Material for this exercise –
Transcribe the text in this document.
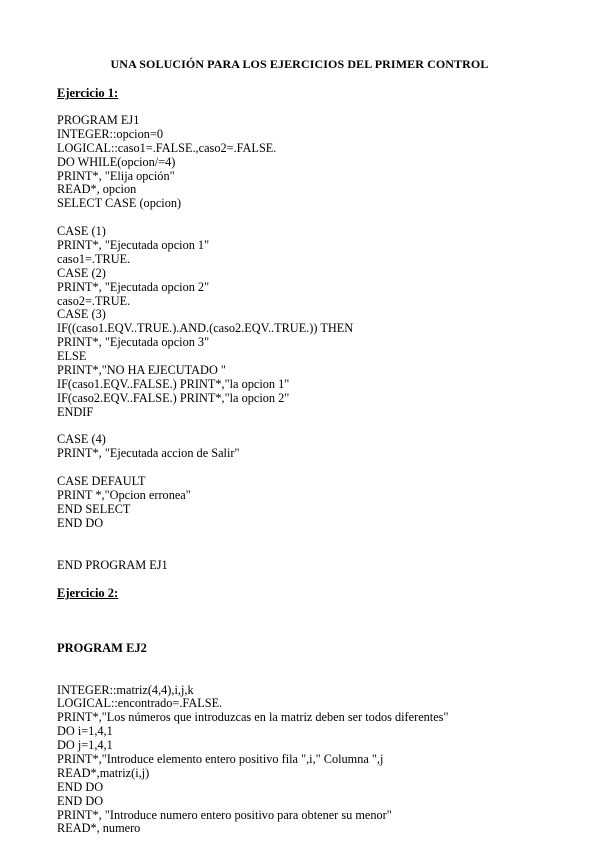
UNA SOLUCIÓN PARA LOS EJERCICIOS DEL PRIMER CONTROL
Ejercicio 1:
PROGRAM EJ1
INTEGER::opcion=0
LOGICAL::caso1=.FALSE.,caso2=.FALSE.
DO WHILE(opcion/=4)
PRINT*, "Elija opción"
READ*, opcion
SELECT CASE (opcion)

CASE (1)
PRINT*, "Ejecutada opcion 1"
caso1=.TRUE.
CASE (2)
PRINT*, "Ejecutada opcion 2"
caso2=.TRUE.
CASE (3)
IF((caso1.EQV..TRUE.).AND.(caso2.EQV..TRUE.)) THEN
PRINT*, "Ejecutada opcion 3"
ELSE
PRINT*,"NO HA EJECUTADO "
IF(caso1.EQV..FALSE.) PRINT*,"la opcion 1"
IF(caso2.EQV..FALSE.) PRINT*,"la opcion 2"
ENDIF

CASE (4)
PRINT*, "Ejecutada accion de Salir"

CASE DEFAULT
PRINT *,"Opcion erronea"
END SELECT
END DO

END PROGRAM EJ1
Ejercicio 2:

PROGRAM EJ2

INTEGER::matriz(4,4),i,j,k
LOGICAL::encontrado=.FALSE.
PRINT*,"Los números que introduzcas en la matriz deben ser todos diferentes"
DO i=1,4,1
DO j=1,4,1
PRINT*,"Introduce elemento entero positivo fila ",i," Columna ",j
READ*,matriz(i,j)
END DO
END DO
PRINT*, "Introduce numero entero positivo para obtener su menor"
READ*, numero
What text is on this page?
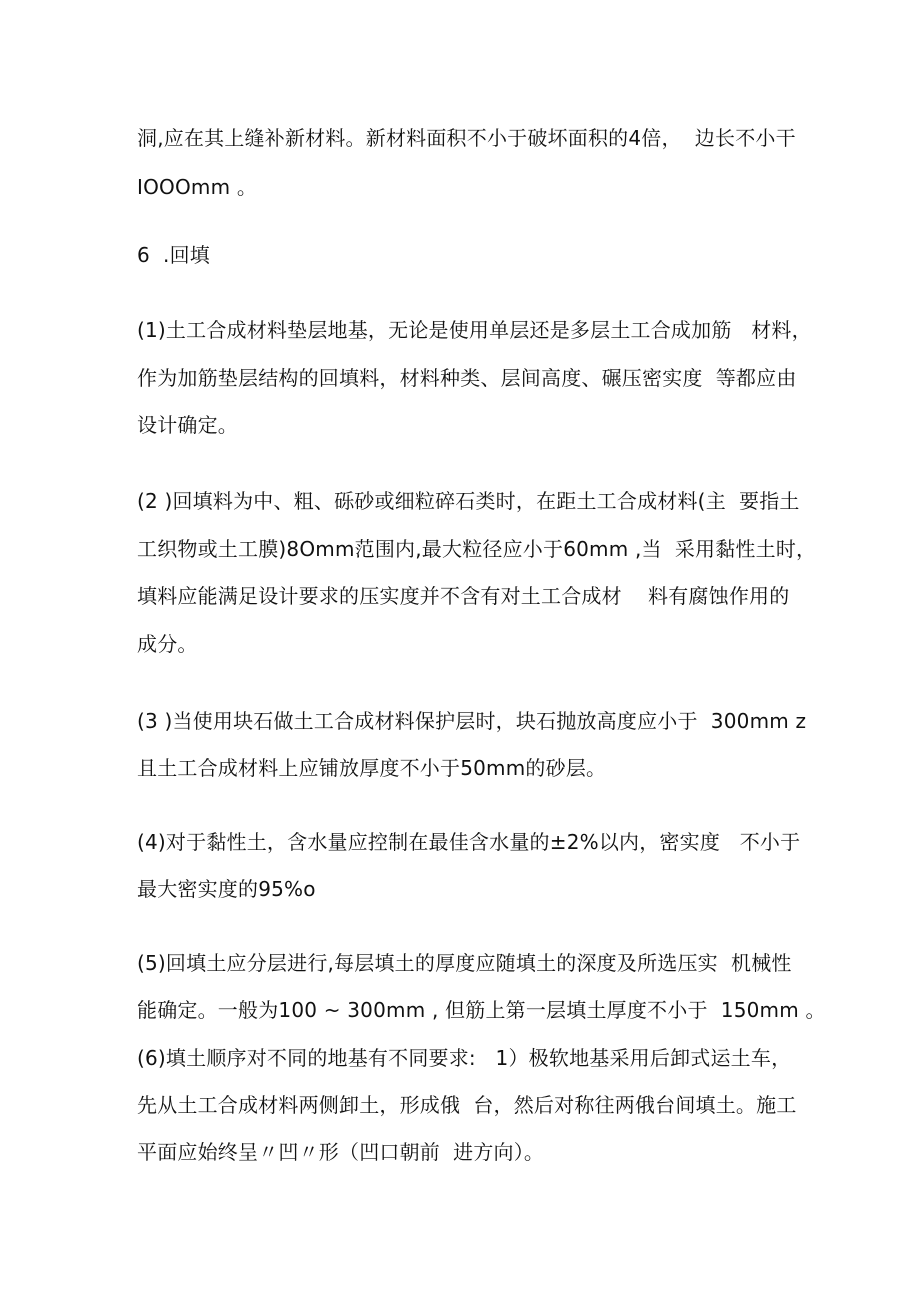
洞,应在其上缝补新材料。新材料面积不小于破坏面积的4倍，  边长不小干
IOOOmm 。
6  .回填
(1)土工合成材料垫层地基，无论是使用单层还是多层土工合成加筋   材料，
作为加筋垫层结构的回填料，材料种类、层间高度、碾压密实度  等都应由
设计确定。
(2 )回填料为中、粗、砾砂或细粒碎石类时，在距土工合成材料(主  要指土
工织物或土工膜)8Omm范围内,最大粒径应小于60mm ,当  采用黏性土时，
填料应能满足设计要求的压实度并不含有对土工合成材    料有腐蚀作用的
成分。
(3 )当使用块石做土工合成材料保护层时，块石抛放高度应小于  300mm z
且土工合成材料上应铺放厚度不小于50mm的砂层。
(4)对于黏性土，含水量应控制在最佳含水量的±2%以内，密实度   不小于
最大密实度的95%o
(5)回填土应分层进行,每层填土的厚度应随填土的深度及所选压实  机械性
能确定。一般为100 ~ 300mm , 但筋上第一层填土厚度不小于  150mm 。
(6)填土顺序对不同的地基有不同要求:   1）极软地基采用后卸式运土车，
先从土工合成材料两侧卸土，形成俄  台，然后对称往两俄台间填土。施工
平面应始终呈〃凹〃形（凹口朝前  进方向）。
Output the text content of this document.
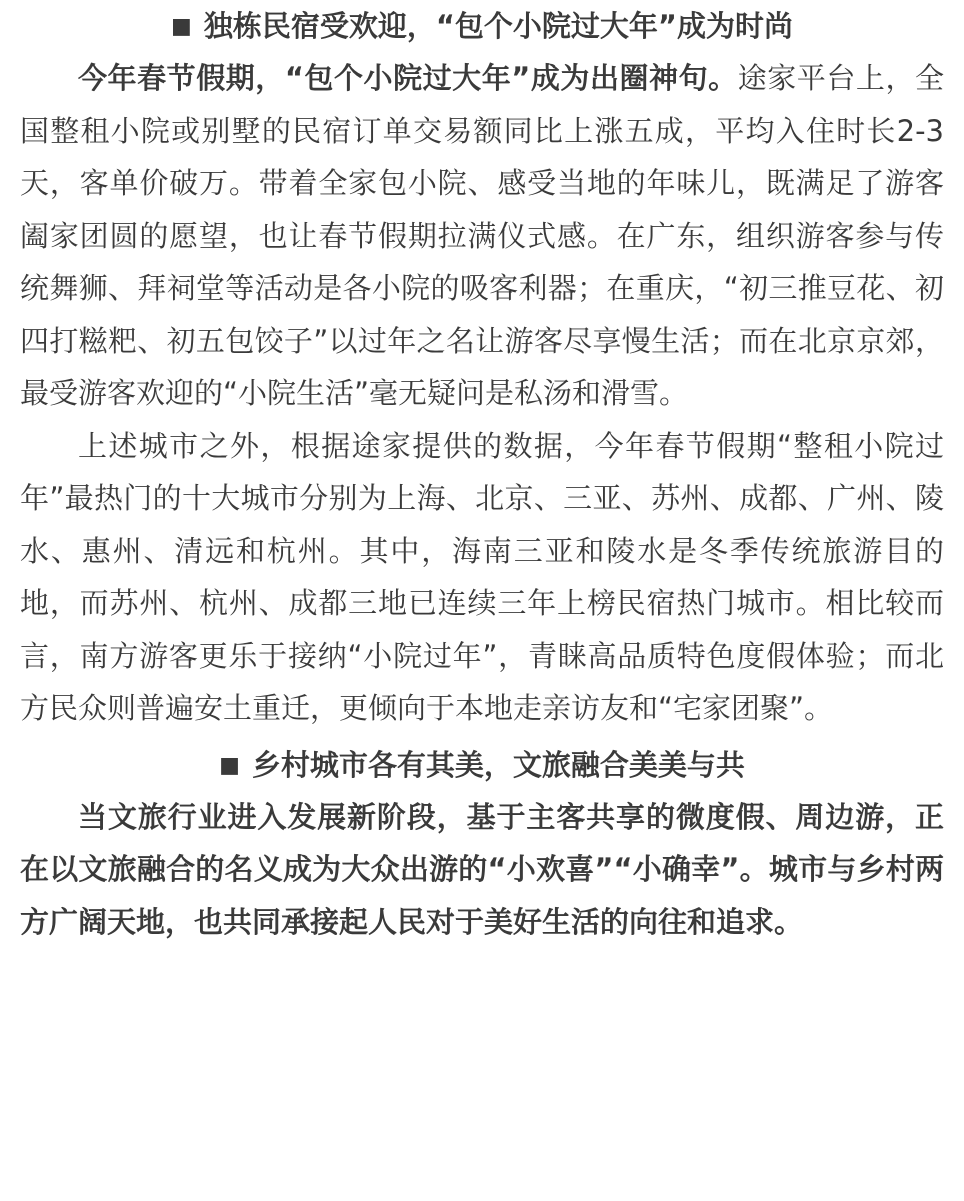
■ 独栋民宿受欢迎，“包个小院过大年”成为时尚

今年春节假期，“包个小院过大年”成为出圈神句。途家平台上，全国整租小院或别墅的民宿订单交易额同比上涨五成，平均入住时长2-3天，客单价破万。带着全家包小院、感受当地的年味儿，既满足了游客阖家团圆的愿望，也让春节假期拉满仪式感。在广东，组织游客参与传统舞狮、拜祠堂等活动是各小院的吸客利器；在重庆，“初三推豆花、初四打糍粑、初五包饺子”以过年之名让游客尽享慢生活；而在北京京郊，最受游客欢迎的“小院生活”毫无疑问是私汤和滑雪。

上述城市之外，根据途家提供的数据，今年春节假期“整租小院过年”最热门的十大城市分别为上海、北京、三亚、苏州、成都、广州、陵水、惠州、清远和杭州。其中，海南三亚和陵水是冬季传统旅游目的地，而苏州、杭州、成都三地已连续三年上榜民宿热门城市。相比较而言，南方游客更乐于接纳“小院过年”，青睐高品质特色度假体验；而北方民众则普遍安土重迁，更倾向于本地走亲访友和“宅家团聚”。

■ 乡村城市各有其美，文旅融合美美与共

当文旅行业进入发展新阶段，基于主客共享的微度假、周边游，正在以文旅融合的名义成为大众出游的“小欢喜”“小确幸”。城市与乡村两方广阔天地，也共同承接起人民对于美好生活的向往和追求。
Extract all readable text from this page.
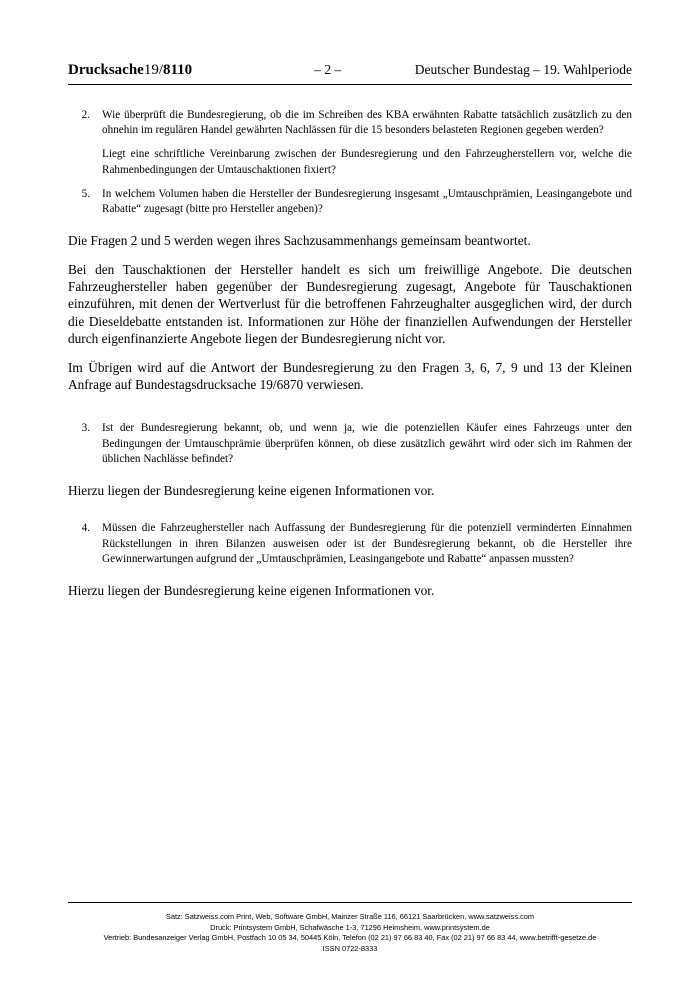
Drucksache19/8110	– 2 –	Deutscher Bundestag – 19. Wahlperiode
2.	Wie überprüft die Bundesregierung, ob die im Schreiben des KBA erwähnten Rabatte tatsächlich zusätzlich zu den ohnehin im regulären Handel gewährten Nachlässen für die 15 besonders belasteten Regionen gegeben werden?
Liegt eine schriftliche Vereinbarung zwischen der Bundesregierung und den Fahrzeugherstellern vor, welche die Rahmenbedingungen der Umtauschaktionen fixiert?
5.	In welchem Volumen haben die Hersteller der Bundesregierung insgesamt „Umtauschprämien, Leasingangebote und Rabatte“ zugesagt (bitte pro Hersteller angeben)?
Die Fragen 2 und 5 werden wegen ihres Sachzusammenhangs gemeinsam beantwortet.
Bei den Tauschaktionen der Hersteller handelt es sich um freiwillige Angebote. Die deutschen Fahrzeughersteller haben gegenüber der Bundesregierung zugesagt, Angebote für Tauschaktionen einzuführen, mit denen der Wertverlust für die betroffenen Fahrzeughalter ausgeglichen wird, der durch die Dieseldebatte entstanden ist. Informationen zur Höhe der finanziellen Aufwendungen der Hersteller durch eigenfinanzierte Angebote liegen der Bundesregierung nicht vor.
Im Übrigen wird auf die Antwort der Bundesregierung zu den Fragen 3, 6, 7, 9 und 13 der Kleinen Anfrage auf Bundestagsdrucksache 19/6870 verwiesen.
3.	Ist der Bundesregierung bekannt, ob, und wenn ja, wie die potenziellen Käufer eines Fahrzeugs unter den Bedingungen der Umtauschprämie überprüfen können, ob diese zusätzlich gewährt wird oder sich im Rahmen der üblichen Nachlässe befindet?
Hierzu liegen der Bundesregierung keine eigenen Informationen vor.
4.	Müssen die Fahrzeughersteller nach Auffassung der Bundesregierung für die potenziell verminderten Einnahmen Rückstellungen in ihren Bilanzen ausweisen oder ist der Bundesregierung bekannt, ob die Hersteller ihre Gewinnerwartungen aufgrund der „Umtauschprämien, Leasingangebote und Rabatte“ anpassen mussten?
Hierzu liegen der Bundesregierung keine eigenen Informationen vor.
Satz: Satzweiss.com Print, Web, Software GmbH, Mainzer Straße 116, 66121 Saarbrücken, www.satzweiss.com
Druck: Printsystem GmbH, Schafwäsche 1-3, 71296 Heimsheim, www.printsystem.de
Vertrieb: Bundesanzeiger Verlag GmbH, Postfach 10 05 34, 50445 Köln, Telefon (02 21) 97 66 83 40, Fax (02 21) 97 66 83 44, www.betrifft-gesetze.de
ISSN 0722-8333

Given problem –
List the lines that contain the word "page".

Solution to the exercise –
What text is on this page?
Extract all readable text from this page.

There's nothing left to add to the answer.